In the listing below, identify each line with the word "Determinamos" and return those lines.

## start RECORDS TO USE

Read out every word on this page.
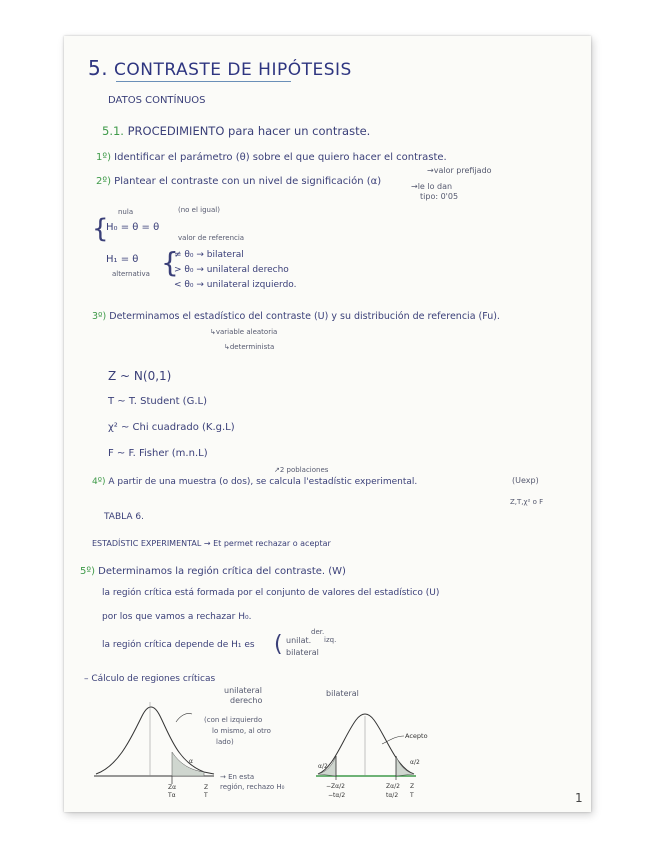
5. CONTRASTE DE HIPÓTESIS
DATOS CONTÍNUOS
5.1. PROCEDIMIENTO para hacer un contraste.
1º) Identificar el parámetro (θ) sobre el que quiero hacer el contraste.
2º) Plantear el contraste con un nivel de significación (α)
→valor prefijado
→le lo dan
tipo: 0'05
nula	(no el igual)
{
H₀ = θ = θ
valor de referencia
H₁ = θ
alternativa {
≠ θ₀ → bilateral
> θ₀ → unilateral derecho
< θ₀ → unilateral izquierdo.
3º) Determinamos el estadístico del contraste (U) y su distribución de referencia (Fu).
↳variable aleatoria
↳determinista
Z ~ N(0,1)
T ~ T. Student (G.L)
χ² ~ Chi cuadrado (K.g.L)
F ~ F. Fisher (m.n.L)
↗2 poblaciones
4º) A partir de una muestra (o dos), se calcula l'estadístic experimental.	(Uexp)
Z,T,χ² o F
TABLA 6.
ESTADÍSTIC EXPERIMENTAL → Et permet rechazar o aceptar
5º) Determinamos la región crítica del contraste. (W)
la región crítica está formada por el conjunto de valores del estadístico (U)
por los que vamos a rechazar H₀.
la región crítica depende de H₁ es ( unilat.
bilateral
der.
izq.
– Cálculo de regiones críticas
unilateral
derecho
bilateral
(con el izquierdo
lo mismo, al otro
lado)
→ En esta
región, rechazo H₀
α
Zα
Tα
Z
T
Acepto
α/2
α/2
−Zα/2
−tα/2
Zα/2
tα/2
Z
T	1
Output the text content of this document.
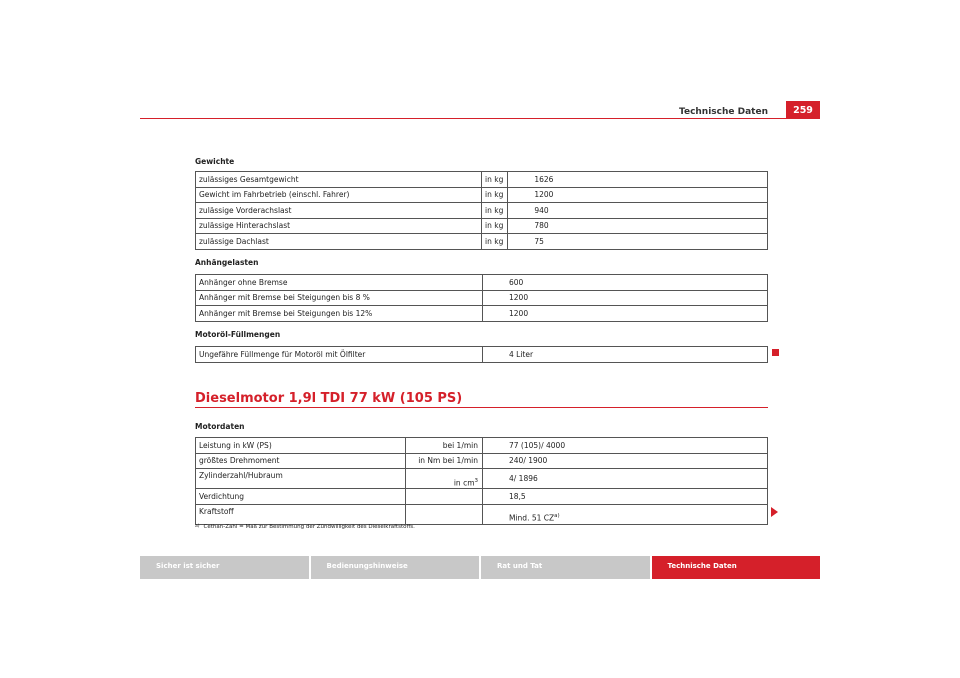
Technische Daten	259
Gewichte
zulässiges Gesamtgewicht	in kg	1626
Gewicht im Fahrbetrieb (einschl. Fahrer)	in kg	1200
zulässige Vorderachslast	in kg	940
zulässige Hinterachslast	in kg	780
zulässige Dachlast	in kg	75
Anhängelasten
Anhänger ohne Bremse	600
Anhänger mit Bremse bei Steigungen bis 8 %	1200
Anhänger mit Bremse bei Steigungen bis 12%	1200
Motoröl-Füllmengen
Ungefähre Füllmenge für Motoröl mit Ölfilter	4 Liter
Dieselmotor 1,9l TDI 77 kW (105 PS)
Motordaten
Leistung in kW (PS)	bei 1/min	77 (105)/ 4000
größtes Drehmoment	in Nm bei 1/min	240/ 1900
Zylinderzahl/Hubraum	in $cm^3$	4/ 1896
Verdichtung		18,5
Kraftstoff		Mind. 51 CZ$^{a)}$
$^{a)}$ Cethan-Zahl = Maß zur Bestimmung der Zündwilligkeit des Dieselkraftstoffs.
Sicher ist sicher	Bedienungshinweise	Rat und Tat	Technische Daten
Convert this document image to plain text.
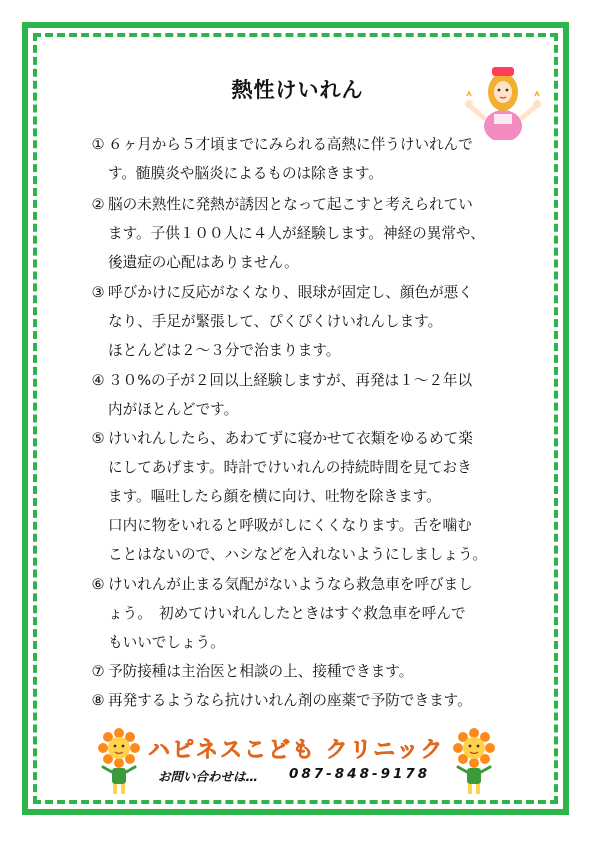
熱性けいれん
① ６ヶ月から５才頃までにみられる高熱に伴うけいれんで
す。髄膜炎や脳炎によるものは除きます。
② 脳の未熟性に発熱が誘因となって起こすと考えられてい
ます。子供１００人に４人が経験します。神経の異常や、
後遺症の心配はありません。
③ 呼びかけに反応がなくなり、眼球が固定し、顔色が悪く
なり、手足が緊張して、ぴくぴくけいれんします。
ほとんどは２～３分で治まります。
④ ３０%の子が２回以上経験しますが、再発は１～２年以
内がほとんどです。
⑤ けいれんしたら、あわてずに寝かせて衣類をゆるめて楽
にしてあげます。時計でけいれんの持続時間を見ておき
ます。嘔吐したら顔を横に向け、吐物を除きます。
口内に物をいれると呼吸がしにくくなります。舌を噛む
ことはないので、ハシなどを入れないようにしましょう。
⑥ けいれんが止まる気配がないようなら救急車を呼びまし
ょう。　初めてけいれんしたときはすぐ救急車を呼んで
もいいでしょう。
⑦ 予防接種は主治医と相談の上、接種できます。
⑧ 再発するようなら抗けいれん剤の座薬で予防できます。
ハピネスこども クリニック
お問い合わせは… 087-848-9178
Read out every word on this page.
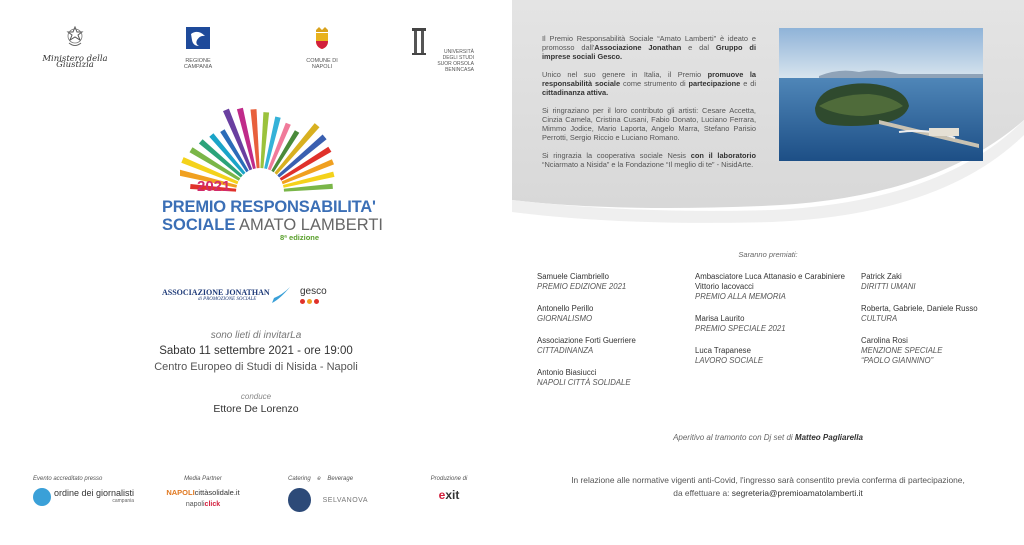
Ministero della Giustizia	REGIONE CAMPANIA
COMUNE DI NAPOLI
UNIVERSITÀ DEGLI STUDI SUOR ORSOLA BENINCASA
2021
PREMIO RESPONSABILITA'
SOCIALE AMATO LAMBERTI
8ª edizione
ASSOCIAZIONE JONATHAN
di PROMOZIONE SOCIALE
gesco
sono lieti di invitarLa
Sabato 11 settembre 2021 - ore 19:00
Centro Europeo di Studi di Nisida - Napoli
conduce
Ettore De Lorenzo
Evento accreditato presso
ordine dei giornalisti
campania
Media Partner
NAPOLIcittàsolidale.it
napoliclick
Catering    e    Beverage
SELVANOVA
Produzione di
exit

Il Premio Responsabilità Sociale “Amato Lamberti” è ideato e promosso dall'Associazione Jonathan e dal Gruppo di imprese sociali Gesco.

Unico nel suo genere in Italia, il Premio promuove la responsabilità sociale come strumento di partecipazione e di cittadinanza attiva.

Si ringraziano per il loro contributo gli artisti: Cesare Accetta, Cinzia Camela, Cristina Cusani, Fabio Donato, Luciano Ferrara, Mimmo Jodice, Mario Laporta, Angelo Marra, Stefano Parisio Perrotti, Sergio Riccio e Luciano Romano.

Si ringrazia la cooperativa sociale Nesis con il laboratorio “Nciarmato a Nisida” e la Fondazione “Il meglio di te” - NisidArte.

Saranno premiati:
Samuele Ciambriello
PREMIO EDIZIONE 2021
Antonello Perillo
GIORNALISMO
Associazione Forti Guerriere
CITTADINANZA
Antonio Biasiucci
NAPOLI CITTÀ SOLIDALE
Ambasciatore Luca Attanasio e Carabiniere Vittorio Iacovacci
PREMIO ALLA MEMORIA
Marisa Laurito
PREMIO SPECIALE 2021
Luca Trapanese
LAVORO SOCIALE
Patrick Zaki
DIRITTI UMANI
Roberta, Gabriele, Daniele Russo
CULTURA
Carolina Rosi
MENZIONE SPECIALE
“PAOLO GIANNINO”
Aperitivo al tramonto con Dj set di Matteo Pagliarella
In relazione alle normative vigenti anti-Covid, l'ingresso sarà consentito previa conferma di partecipazione,
da effettuare a: segreteria@premioamatolamberti.it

## end RECORDS TO USE

▶ **RESPONSE BELOW**
3º) Determinamos el estadístico del contraste (U) y su distribución de referencia (Fu).
5º) Determinamos la región crítica del contraste. (W)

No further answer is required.